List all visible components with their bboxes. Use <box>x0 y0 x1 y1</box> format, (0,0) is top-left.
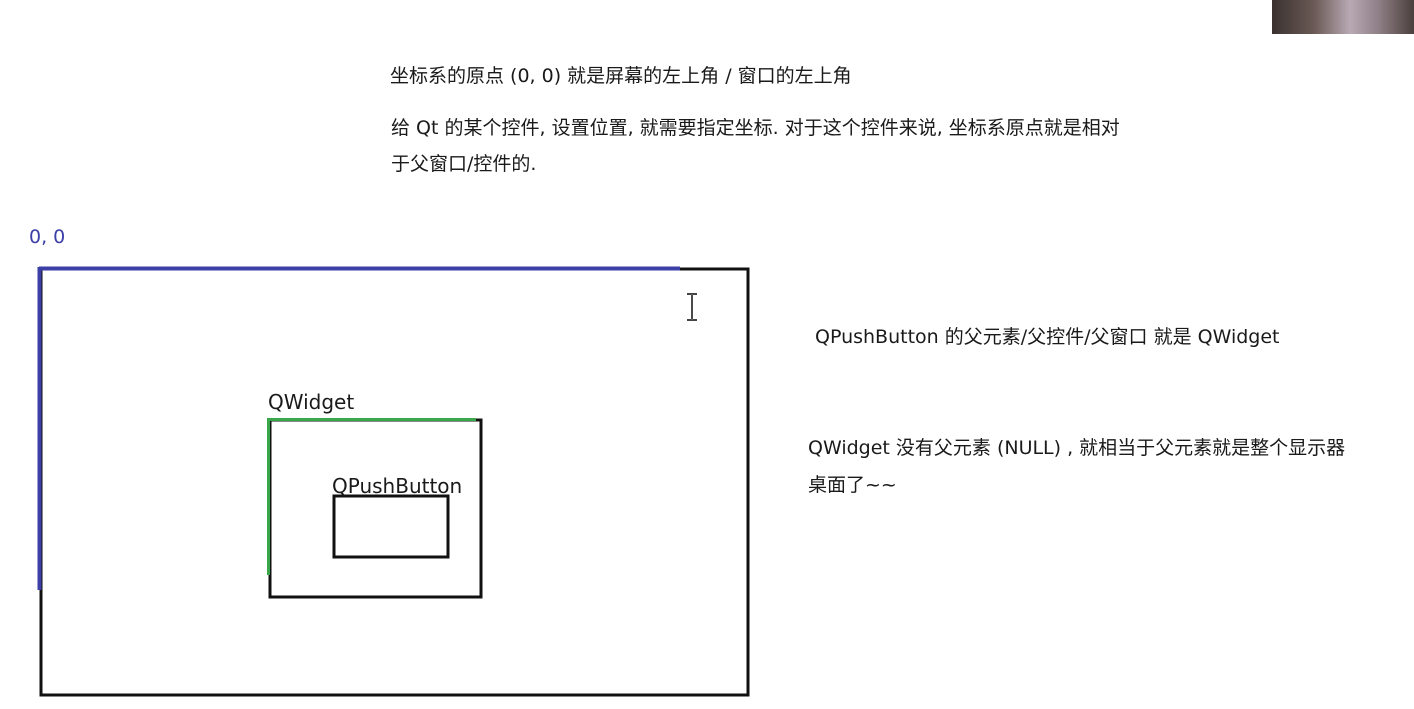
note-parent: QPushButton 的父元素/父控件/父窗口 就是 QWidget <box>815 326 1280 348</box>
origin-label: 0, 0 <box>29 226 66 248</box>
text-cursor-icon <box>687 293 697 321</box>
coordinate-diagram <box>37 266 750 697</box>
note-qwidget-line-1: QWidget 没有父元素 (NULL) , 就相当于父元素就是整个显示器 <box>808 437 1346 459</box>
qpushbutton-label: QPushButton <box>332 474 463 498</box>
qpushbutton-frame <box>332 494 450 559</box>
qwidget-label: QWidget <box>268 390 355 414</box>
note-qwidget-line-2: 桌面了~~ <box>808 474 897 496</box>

• • •

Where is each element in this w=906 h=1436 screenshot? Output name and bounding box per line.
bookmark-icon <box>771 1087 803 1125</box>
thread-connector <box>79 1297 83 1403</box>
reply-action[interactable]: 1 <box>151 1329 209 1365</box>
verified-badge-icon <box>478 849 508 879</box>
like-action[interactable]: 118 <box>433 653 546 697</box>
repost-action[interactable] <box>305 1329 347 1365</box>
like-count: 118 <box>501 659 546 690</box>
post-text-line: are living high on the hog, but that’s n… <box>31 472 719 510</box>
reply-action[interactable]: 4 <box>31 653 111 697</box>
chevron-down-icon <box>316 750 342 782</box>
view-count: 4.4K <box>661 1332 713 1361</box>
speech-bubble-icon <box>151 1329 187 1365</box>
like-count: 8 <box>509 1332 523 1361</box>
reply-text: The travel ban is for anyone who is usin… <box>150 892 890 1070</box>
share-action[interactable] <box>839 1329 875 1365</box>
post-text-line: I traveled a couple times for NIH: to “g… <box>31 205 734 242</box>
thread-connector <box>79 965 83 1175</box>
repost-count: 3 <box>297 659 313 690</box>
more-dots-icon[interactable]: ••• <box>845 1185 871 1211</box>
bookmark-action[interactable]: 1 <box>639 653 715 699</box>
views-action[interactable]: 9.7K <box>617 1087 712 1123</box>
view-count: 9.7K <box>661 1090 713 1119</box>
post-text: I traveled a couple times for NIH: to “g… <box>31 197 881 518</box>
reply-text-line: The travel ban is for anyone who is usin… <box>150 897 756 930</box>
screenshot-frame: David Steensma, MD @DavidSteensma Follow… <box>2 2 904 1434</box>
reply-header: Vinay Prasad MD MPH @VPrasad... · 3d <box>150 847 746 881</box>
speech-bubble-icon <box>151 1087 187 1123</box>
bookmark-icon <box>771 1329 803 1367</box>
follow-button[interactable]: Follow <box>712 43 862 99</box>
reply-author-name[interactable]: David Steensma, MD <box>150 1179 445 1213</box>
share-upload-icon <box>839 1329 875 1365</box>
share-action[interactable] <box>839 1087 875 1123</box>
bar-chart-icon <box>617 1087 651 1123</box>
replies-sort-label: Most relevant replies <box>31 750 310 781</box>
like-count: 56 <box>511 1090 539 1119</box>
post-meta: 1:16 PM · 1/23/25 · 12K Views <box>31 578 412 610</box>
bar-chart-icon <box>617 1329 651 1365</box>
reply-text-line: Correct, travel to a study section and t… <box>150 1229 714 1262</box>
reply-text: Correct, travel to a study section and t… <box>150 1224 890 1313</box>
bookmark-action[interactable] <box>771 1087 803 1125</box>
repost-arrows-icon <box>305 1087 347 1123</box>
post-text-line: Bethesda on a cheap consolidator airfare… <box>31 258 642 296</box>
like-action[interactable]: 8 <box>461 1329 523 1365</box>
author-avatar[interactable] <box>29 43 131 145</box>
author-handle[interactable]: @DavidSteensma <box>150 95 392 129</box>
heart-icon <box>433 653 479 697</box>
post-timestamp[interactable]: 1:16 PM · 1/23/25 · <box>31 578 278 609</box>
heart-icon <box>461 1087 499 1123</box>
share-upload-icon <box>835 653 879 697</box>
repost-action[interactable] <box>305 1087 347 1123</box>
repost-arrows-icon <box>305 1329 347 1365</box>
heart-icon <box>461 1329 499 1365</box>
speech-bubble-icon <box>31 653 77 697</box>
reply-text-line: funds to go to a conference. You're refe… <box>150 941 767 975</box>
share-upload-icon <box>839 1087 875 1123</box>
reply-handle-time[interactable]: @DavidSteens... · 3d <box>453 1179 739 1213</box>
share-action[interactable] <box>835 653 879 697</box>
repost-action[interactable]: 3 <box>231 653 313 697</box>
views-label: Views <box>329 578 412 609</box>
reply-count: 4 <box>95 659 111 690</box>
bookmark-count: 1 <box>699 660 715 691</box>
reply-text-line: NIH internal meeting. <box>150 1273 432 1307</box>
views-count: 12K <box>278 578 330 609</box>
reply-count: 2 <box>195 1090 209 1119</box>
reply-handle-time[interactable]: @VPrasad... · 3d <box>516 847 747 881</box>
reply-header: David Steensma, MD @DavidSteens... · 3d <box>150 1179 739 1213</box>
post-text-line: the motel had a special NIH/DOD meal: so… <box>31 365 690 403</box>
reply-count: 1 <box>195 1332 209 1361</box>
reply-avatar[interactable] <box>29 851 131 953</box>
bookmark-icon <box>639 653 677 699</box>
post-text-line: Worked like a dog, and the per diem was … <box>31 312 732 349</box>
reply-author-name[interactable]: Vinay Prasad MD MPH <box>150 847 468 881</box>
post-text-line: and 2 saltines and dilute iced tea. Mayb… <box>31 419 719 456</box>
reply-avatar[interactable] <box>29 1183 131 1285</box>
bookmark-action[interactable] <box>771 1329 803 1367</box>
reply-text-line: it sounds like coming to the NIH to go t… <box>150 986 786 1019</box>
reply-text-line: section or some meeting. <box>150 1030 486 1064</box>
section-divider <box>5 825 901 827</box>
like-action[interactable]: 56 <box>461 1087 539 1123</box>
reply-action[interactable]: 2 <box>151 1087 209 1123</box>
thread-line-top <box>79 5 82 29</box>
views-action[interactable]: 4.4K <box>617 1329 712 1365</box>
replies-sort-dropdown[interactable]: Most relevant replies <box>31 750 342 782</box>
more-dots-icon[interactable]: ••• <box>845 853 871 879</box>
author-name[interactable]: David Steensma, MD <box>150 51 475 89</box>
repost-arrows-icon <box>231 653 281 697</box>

• • •

**YOUR INSTRUCTIONS**
Can you print the listing word for word, starting at the line that has "List all visible" and stopping after the line that has "note-qwidget-line-2: 桌面了~~ <box>808"? Leave the picture out.

**EXERCISE RESULT**
List all visible components with their bboxes. Use <box>x0 y0 x1 y1</box> format, (0,0) is top-left.
note-parent: QPushButton 的父元素/父控件/父窗口 就是 QWidget <box>815 326 1280 348</box>
origin-label: 0, 0 <box>29 226 66 248</box>
text-cursor-icon <box>687 293 697 321</box>
coordinate-diagram <box>37 266 750 697</box>
note-qwidget-line-1: QWidget 没有父元素 (NULL) , 就相当于父元素就是整个显示器 <box>808 437 1346 459</box>
qpushbutton-label: QPushButton <box>332 474 463 498</box>
qpushbutton-frame <box>332 494 450 559</box>
qwidget-label: QWidget <box>268 390 355 414</box>
note-qwidget-line-2: 桌面了~~ <box>808 474 897 496</box>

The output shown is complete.